- Work instructions
a) In the passage on Labour and antisemitism below, in how many constituencies may Labour have been punished for its attitude to antisemitism?
b) State whether each of these statements agrees with the passage on Labour and antisemitism below, answering yes or no and quoting the words that decide it: (i) The swing to Labour in those constituencies was higher than in comparable London constituencies. (ii) The writer saw no mention of antisemitism in the overnight TV coverage of the election. (iii) The vote was very close in all four constituencies.
c) Extend the passage on Labour and antisemitism below, beginning right after its final sentence.

- Quoted passage
It turned out that there were only four constituencies where Labour may have been punished for its attitude to antisemitism and all four are home to significant Jewish populations. Although they are exactly the kinds of constituencies that Labour won from the Tories in this election, and while the vote was very close in all four, the swing to Labour was lower than in comparable London constituencies. Antisemitism did not seem to be an issue anywhere else. As I watched the TV coverage through the night of the election, flicking from channel to channel, I did not see antisemitism being mentioned at all.
Activists who have been analysing and opposing left antisemitism throughout its twenty-first century renaissance feel exasperated and afraid, as does much of the Jewish community. How could the electorate still not know, or care?
Some respond that the millions who are excited about Corbyn’s radical and socialist agenda simply do not know about the dark side of his politics. It is said that that the little Stalinist bloc around Corbyn will be made insignificant by the influx of fresh and young activists, infused with anger, energy and hope; it is said that the antisemitism and common cause with totalitarian movements will be swept away by this new movement.
So if it is true that Corbyn voters do not know, and it is not the case that they do not want to know, what follows?

- Data entries
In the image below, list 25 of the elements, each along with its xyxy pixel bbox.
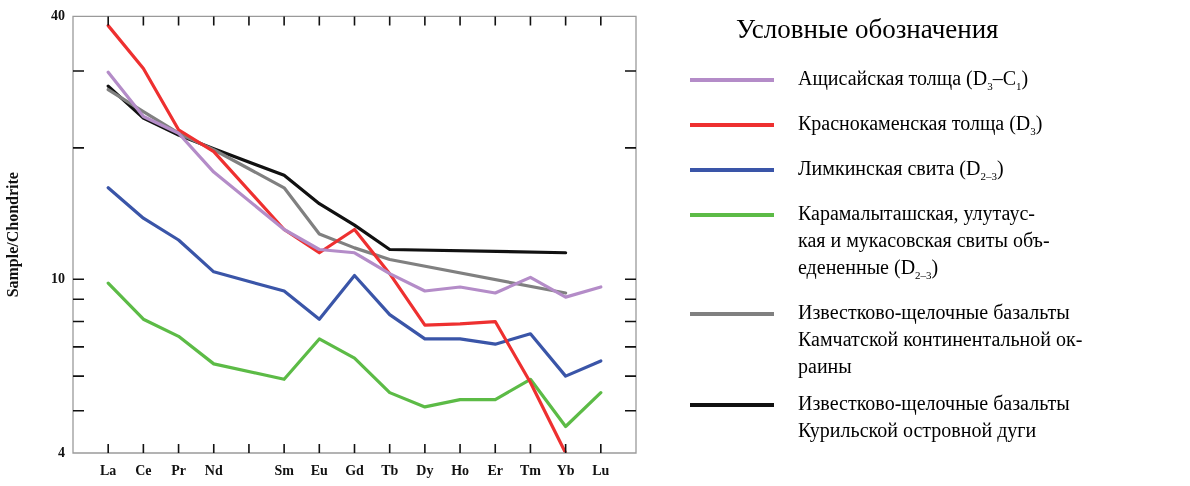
x-tick-label: Ce	[135, 463, 152, 479]
x-tick-label: Tb	[381, 463, 399, 479]
x-tick-label: Gd	[345, 463, 365, 479]
y-tick-label: 40	[51, 8, 65, 24]
x-tick-label: La	[100, 463, 117, 479]
y-tick-label: 10	[51, 270, 65, 286]
x-tick-label: Lu	[592, 463, 610, 479]
x-tick-label: Sm	[274, 463, 295, 479]
x-tick-label: Dy	[416, 463, 434, 479]
x-tick-label: Er	[487, 463, 504, 479]
y-tick-label: 4	[58, 444, 65, 460]
x-tick-label: Ho	[451, 463, 470, 479]
legend-label: Известково-щелочные базальты Курильской островной дуги	[798, 391, 1070, 444]
x-tick-label: Pr	[171, 463, 186, 479]
legend-title: Условные обозначения	[736, 14, 1000, 45]
x-tick-label: Eu	[310, 463, 329, 479]
legend-label: Карамалыташская, улутаус- кая и мукасовская свиты объ- едененные (D$_{2–3}$)	[798, 201, 1050, 283]
x-tick-label: Tm	[519, 463, 542, 479]
legend-label: Краснокаменская толща (D$_{3}$)	[798, 111, 1043, 139]
x-tick-label: Nd	[204, 463, 223, 479]
legend-label: Известково-щелочные базальты Камчатской континентальной ок- раины	[798, 300, 1083, 380]
legend-label: Лимкинская свита (D$_{2–3}$)	[798, 156, 1004, 184]
y-axis-title: Sample/Chondrite	[3, 172, 22, 298]
x-tick-label: Yb	[556, 463, 575, 479]
legend-label: Ащисайская толща (D$_{3}$–C$_{1}$)	[798, 66, 1029, 94]
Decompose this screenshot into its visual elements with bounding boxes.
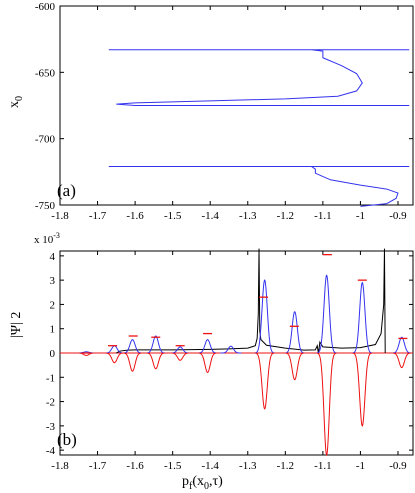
panel-a-y-axis-label: x0 [7,96,25,108]
b-x-tick-label: -1 [356,460,365,472]
b-x-tick-label: -1.1 [314,460,331,472]
a-x-tick-label: -1.6 [126,210,144,222]
panel-b-red-dip [169,352,191,361]
panel-b-red-dip [254,352,276,410]
panel-b-blue-peak [121,339,144,354]
panel-b-red-dip [391,352,413,369]
panel-b-red-dip [197,352,219,373]
panel-b-red-dip [145,352,167,370]
panel-b-blue-peak [284,311,306,354]
panel-a-x-ticks: -1.8 -1.7 -1.6 -1.5 -1.4 -1.3 -1.2 -1.1 -1 -0.9 [51,6,407,222]
panel-b-red-dip [351,352,373,427]
a-x-tick-label: -1.5 [164,210,182,222]
panel-b-exponent-label: x 10-3 [34,231,60,246]
b-x-tick-label: -1.8 [51,460,69,472]
a-x-tick-label: -1.4 [202,210,220,222]
panel-b-x-axis-label: pf(x0,τ) [182,474,223,492]
a-y-tick-label: -600 [35,1,56,13]
b-x-tick-label: -0.9 [389,460,407,472]
b-y-tick-label: 1 [50,324,56,336]
panel-b-y-axis-label: |Ψ| 2 [9,312,24,338]
a-x-tick-label: -1.7 [89,210,107,222]
b-x-tick-label: -1.6 [126,460,144,472]
panel-b-red-dip [316,352,338,457]
panel-b-label: (b) [57,430,77,449]
panel-b-blue-peak [254,279,276,354]
b-y-tick-label: 0 [50,348,56,360]
b-x-tick-label: -1.7 [89,460,107,472]
a-x-tick-label: -1 [356,210,365,222]
b-x-tick-label: -1.4 [202,460,220,472]
a-y-tick-label: -750 [35,200,56,212]
panel-a-curve-2 [108,166,410,207]
b-x-tick-label: -1.2 [277,460,294,472]
panel-a-frame [59,5,414,206]
panel-b-x-ticks: -1.8 -1.7 -1.6 -1.5 -1.4 -1.3 -1.2 -1.1 -1 -0.9 [51,251,407,472]
panel-b-red-dip [284,352,306,381]
panel-b-blue-peak [391,336,413,354]
a-x-tick-label: -1.3 [239,210,257,222]
panel-b-blue-peak [103,345,125,354]
b-y-tick-label: -4 [46,445,56,457]
panel-b-blue-peak [351,281,373,354]
panel-b-red-dip [121,352,143,372]
panel-b-red-dip [103,352,125,364]
panel-a-label: (a) [57,181,76,200]
b-y-tick-label: 2 [50,299,56,311]
panel-a-curves [108,49,410,207]
a-x-tick-label: -1.2 [277,210,294,222]
a-y-tick-label: -700 [35,134,56,146]
panel-b-blue-peak [316,274,338,354]
b-y-tick-label: 4 [50,251,56,263]
panel-b-y-ticks: 4 3 2 1 0 -1 -2 -3 -4 [46,251,413,457]
b-x-tick-label: -1.5 [164,460,182,472]
panel-b-blue-peak [220,345,242,354]
panel-b-blue-peak [145,335,167,354]
panel-b-curves [60,248,413,457]
a-x-tick-label: -1.8 [51,210,69,222]
a-x-tick-label: -0.9 [389,210,407,222]
panel-a-curve-1 [108,49,410,106]
panel-b-blue-peak [197,339,219,354]
b-y-tick-label: -3 [46,421,56,433]
panel-a: -1.8 -1.7 -1.6 -1.5 -1.4 -1.3 -1.2 -1.1 -1 -0.9 -… [7,1,414,222]
a-y-tick-label: -650 [35,67,56,79]
panel-b-red-dip [75,352,97,356]
panel-b-black-curve [116,248,386,354]
b-y-tick-label: 3 [50,275,56,287]
a-x-tick-label: -1.1 [314,210,331,222]
b-x-tick-label: -1.3 [239,460,257,472]
b-y-tick-label: -1 [46,372,55,384]
panel-a-y-ticks: -600 -650 -700 -750 [35,1,413,212]
panel-b: -1.8 -1.7 -1.6 -1.5 -1.4 -1.3 -1.2 -1.1 -1 -0.9 4… [9,231,414,492]
b-y-tick-label: -2 [46,397,55,409]
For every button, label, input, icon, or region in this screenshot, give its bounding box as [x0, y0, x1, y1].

- Answers to the problems
a) Four.

b)
(i) No: "the swing to Labour was lower than in comparable London constituencies"
(ii) Yes: "I did not see antisemitism being mentioned at all"
(iii) Yes: "the vote was very close in all four"

c)
How do voters know about things? They know via layers of journalists, activists, intellectuals, researchers and people in public life. Increasingly, these layers are much more organic and diffuse than they used to be, consisting of gradations of smaller opinion-formers all over social media. If the voters do not know about the issue of Corbyn and antisemitism, then it is because each of these layers have not communicated their alarm and their knowledge to those who rely on them for information and for understanding. Of course if Corbyn had a career-long association with anti-black racists or with misogynist movements, first he would never have become leader of the Labour Party; second, everybody would know about it. That is, assuming that the racist or misogynist movements were not regarded as ‘anti-imperialist’.
But contemporary antisemitism comes packaged with its own self-inoculation. Many people at every opinion-forming level have learnt to mis-recognize talk about left wing antisemitism as smears and as lies. They don’t repeat the knowledge and they don’t believe what they hear.
Instead of the fresh and energetic influx extinguishing the old antisemitic core, the worry is that the cadres of antizionist activists within the existing movement will socialize the new young people into the exiting culture, that activists will quickly be educated to understand that the issues of Israel and antisemitism are important signifiers of the boundaries of the community of the good, and that tolerance of antisemitism will play the role of an initiation rite for the new society.
It is difficult to tell how many people are attracted to the movement in spite of the antisemitism and totalitarian thinking and how many are attracted because of it. There is a need for empirical quantitative research on this question.
Corbyn, no less than Brexit, is also a cypher, a blank populist canvas onto which everybody is free to paint their own fantasy.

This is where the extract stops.